BRIEF — In the entries below, count every line with the string "Wind". State the count and nothing else.

:::

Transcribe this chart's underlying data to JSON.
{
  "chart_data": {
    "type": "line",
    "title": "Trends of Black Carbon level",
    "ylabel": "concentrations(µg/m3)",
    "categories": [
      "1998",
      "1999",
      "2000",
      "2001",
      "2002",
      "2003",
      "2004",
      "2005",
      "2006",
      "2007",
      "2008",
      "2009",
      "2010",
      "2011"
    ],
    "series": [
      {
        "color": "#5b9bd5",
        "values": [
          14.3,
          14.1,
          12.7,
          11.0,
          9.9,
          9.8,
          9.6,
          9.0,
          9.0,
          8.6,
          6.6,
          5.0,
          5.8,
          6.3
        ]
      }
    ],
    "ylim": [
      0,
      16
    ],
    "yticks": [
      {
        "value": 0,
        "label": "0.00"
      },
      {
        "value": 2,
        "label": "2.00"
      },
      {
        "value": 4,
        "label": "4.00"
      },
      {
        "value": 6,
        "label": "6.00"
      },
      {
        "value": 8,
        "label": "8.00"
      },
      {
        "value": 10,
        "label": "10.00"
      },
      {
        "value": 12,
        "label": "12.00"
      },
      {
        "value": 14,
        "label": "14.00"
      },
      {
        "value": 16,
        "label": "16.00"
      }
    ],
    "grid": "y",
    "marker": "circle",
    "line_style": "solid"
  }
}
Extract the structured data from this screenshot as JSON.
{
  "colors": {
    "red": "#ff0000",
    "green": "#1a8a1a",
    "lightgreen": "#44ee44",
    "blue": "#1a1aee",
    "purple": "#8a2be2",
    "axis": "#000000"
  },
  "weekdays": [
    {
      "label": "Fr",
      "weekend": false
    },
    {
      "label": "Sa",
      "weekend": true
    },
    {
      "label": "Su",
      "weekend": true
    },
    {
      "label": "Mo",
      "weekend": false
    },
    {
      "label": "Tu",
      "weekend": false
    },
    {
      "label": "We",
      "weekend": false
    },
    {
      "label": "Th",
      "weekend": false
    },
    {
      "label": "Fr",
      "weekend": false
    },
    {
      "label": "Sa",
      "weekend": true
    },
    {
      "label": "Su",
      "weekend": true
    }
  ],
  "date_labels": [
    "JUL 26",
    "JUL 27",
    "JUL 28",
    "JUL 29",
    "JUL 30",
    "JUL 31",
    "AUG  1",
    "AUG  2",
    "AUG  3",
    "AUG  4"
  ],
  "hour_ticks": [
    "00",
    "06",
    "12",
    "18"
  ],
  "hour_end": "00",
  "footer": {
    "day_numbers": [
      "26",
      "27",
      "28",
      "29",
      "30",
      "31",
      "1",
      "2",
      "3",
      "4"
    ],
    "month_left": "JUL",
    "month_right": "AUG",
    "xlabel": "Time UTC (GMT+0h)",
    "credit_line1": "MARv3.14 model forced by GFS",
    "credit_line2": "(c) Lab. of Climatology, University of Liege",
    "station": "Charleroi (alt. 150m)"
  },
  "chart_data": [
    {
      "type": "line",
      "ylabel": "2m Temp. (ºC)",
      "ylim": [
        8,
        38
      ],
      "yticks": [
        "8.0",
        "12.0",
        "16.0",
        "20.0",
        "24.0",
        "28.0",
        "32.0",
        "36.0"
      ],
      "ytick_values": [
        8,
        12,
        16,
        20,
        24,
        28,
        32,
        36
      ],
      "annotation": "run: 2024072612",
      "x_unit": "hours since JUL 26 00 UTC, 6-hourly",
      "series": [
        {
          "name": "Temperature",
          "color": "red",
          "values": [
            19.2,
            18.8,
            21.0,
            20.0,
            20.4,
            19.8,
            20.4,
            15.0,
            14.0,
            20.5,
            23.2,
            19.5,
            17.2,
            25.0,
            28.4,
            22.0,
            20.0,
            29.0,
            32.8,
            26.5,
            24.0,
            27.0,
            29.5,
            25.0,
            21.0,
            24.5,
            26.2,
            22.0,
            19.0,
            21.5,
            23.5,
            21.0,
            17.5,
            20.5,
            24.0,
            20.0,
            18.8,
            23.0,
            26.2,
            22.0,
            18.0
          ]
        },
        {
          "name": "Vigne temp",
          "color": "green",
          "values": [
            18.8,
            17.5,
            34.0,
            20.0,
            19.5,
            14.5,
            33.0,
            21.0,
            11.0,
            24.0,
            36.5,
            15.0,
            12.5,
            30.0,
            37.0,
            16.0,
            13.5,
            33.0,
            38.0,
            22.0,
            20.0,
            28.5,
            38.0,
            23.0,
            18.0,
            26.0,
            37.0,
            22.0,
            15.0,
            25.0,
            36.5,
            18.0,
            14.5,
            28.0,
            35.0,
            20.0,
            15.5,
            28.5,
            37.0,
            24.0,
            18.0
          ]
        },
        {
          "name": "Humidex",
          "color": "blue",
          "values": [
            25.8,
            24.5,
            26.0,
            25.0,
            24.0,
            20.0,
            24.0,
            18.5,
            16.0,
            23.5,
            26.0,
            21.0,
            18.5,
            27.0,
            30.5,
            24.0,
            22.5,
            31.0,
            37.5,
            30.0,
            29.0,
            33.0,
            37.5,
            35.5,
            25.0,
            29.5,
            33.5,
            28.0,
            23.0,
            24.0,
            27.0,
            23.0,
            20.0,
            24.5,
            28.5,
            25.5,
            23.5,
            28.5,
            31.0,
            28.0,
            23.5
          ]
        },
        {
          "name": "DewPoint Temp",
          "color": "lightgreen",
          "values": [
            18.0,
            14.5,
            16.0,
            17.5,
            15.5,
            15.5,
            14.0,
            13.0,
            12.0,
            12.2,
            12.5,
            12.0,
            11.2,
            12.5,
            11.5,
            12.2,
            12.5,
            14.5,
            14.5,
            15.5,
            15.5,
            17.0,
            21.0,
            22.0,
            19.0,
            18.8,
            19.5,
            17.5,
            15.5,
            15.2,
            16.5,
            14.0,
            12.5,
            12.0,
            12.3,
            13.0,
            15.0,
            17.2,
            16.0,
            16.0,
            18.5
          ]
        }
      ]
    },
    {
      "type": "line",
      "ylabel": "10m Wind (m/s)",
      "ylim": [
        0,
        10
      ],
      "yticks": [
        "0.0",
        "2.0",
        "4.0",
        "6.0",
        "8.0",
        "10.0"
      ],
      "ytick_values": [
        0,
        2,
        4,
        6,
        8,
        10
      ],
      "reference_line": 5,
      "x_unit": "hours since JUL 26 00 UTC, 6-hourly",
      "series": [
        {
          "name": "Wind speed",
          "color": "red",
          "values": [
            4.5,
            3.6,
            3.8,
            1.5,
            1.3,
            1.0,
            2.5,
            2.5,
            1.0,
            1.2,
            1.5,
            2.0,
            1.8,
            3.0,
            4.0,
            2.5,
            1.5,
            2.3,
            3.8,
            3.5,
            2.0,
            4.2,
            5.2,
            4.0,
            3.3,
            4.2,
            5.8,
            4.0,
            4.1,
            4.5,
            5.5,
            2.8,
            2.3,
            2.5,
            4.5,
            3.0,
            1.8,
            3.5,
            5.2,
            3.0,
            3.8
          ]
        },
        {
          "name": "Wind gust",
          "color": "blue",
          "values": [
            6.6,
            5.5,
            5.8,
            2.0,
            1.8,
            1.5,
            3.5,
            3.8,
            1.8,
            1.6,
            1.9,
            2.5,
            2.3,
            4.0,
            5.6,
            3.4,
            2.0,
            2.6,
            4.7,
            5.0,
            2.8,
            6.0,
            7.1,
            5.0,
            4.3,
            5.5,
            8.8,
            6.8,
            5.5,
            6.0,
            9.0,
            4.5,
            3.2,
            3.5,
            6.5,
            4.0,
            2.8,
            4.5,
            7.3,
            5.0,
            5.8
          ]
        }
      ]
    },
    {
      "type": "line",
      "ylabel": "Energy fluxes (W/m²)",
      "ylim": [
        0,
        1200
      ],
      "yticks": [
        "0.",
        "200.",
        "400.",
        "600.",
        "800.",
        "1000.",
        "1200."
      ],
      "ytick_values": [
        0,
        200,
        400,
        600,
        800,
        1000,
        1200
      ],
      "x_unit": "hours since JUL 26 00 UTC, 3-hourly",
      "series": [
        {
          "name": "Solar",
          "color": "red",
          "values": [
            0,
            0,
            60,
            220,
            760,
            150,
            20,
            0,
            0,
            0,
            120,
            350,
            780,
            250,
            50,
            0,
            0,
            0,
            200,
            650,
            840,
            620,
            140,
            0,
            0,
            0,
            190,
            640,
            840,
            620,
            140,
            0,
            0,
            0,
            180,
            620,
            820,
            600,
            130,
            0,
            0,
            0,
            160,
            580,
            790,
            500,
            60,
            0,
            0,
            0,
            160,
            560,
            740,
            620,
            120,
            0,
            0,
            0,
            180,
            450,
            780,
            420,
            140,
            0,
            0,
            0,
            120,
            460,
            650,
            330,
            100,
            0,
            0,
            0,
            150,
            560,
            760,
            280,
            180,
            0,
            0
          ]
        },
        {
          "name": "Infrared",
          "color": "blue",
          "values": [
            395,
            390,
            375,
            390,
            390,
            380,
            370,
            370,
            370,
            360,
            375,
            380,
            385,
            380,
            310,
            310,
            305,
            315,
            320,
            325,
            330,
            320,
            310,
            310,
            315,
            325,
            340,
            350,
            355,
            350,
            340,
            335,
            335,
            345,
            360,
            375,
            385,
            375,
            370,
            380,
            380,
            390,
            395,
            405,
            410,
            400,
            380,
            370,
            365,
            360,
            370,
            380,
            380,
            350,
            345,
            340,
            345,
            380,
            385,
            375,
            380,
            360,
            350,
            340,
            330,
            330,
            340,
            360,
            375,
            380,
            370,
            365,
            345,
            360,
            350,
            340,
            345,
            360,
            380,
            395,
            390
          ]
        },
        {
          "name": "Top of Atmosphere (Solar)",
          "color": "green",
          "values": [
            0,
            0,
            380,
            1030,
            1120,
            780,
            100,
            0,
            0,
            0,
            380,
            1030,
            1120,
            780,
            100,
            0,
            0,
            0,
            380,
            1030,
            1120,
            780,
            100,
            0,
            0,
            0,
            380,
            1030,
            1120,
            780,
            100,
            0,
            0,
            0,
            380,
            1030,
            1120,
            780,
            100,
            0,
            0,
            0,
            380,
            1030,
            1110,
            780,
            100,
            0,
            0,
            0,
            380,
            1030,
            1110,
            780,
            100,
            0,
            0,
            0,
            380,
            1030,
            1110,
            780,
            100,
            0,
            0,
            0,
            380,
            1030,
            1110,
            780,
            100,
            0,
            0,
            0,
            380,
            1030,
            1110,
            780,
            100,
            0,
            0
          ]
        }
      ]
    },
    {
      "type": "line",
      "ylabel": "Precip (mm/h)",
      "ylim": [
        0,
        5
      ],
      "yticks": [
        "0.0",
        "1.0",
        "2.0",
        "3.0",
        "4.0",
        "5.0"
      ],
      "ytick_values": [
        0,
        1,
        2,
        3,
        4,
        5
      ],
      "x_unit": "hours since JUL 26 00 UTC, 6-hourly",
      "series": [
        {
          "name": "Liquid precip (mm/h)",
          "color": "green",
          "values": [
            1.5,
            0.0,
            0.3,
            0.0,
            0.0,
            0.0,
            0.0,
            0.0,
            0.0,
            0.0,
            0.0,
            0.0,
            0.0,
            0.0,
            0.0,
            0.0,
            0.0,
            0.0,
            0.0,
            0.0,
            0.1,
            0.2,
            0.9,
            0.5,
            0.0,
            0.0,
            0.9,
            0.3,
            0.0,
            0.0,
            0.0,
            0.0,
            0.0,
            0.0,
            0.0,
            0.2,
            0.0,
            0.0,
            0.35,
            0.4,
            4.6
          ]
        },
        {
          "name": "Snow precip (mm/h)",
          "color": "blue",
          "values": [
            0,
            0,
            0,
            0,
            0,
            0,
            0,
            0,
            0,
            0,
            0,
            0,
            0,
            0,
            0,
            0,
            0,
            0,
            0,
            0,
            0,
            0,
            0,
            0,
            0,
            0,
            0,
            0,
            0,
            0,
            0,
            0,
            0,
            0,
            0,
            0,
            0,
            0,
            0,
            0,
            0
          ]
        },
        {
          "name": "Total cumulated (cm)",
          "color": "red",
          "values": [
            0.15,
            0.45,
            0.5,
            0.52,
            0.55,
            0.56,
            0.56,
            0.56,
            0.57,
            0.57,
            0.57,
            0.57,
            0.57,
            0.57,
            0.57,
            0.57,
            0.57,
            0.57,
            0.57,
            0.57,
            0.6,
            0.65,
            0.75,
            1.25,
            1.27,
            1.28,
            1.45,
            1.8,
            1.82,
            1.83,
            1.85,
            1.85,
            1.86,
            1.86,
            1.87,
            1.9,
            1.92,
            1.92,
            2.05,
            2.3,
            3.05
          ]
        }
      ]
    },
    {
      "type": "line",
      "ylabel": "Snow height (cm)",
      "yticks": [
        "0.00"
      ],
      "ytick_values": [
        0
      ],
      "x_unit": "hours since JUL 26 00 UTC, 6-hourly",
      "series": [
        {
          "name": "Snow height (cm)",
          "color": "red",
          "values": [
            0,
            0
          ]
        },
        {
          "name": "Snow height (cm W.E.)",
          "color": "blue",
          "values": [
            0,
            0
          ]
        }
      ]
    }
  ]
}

:::

TASK RESULT — 3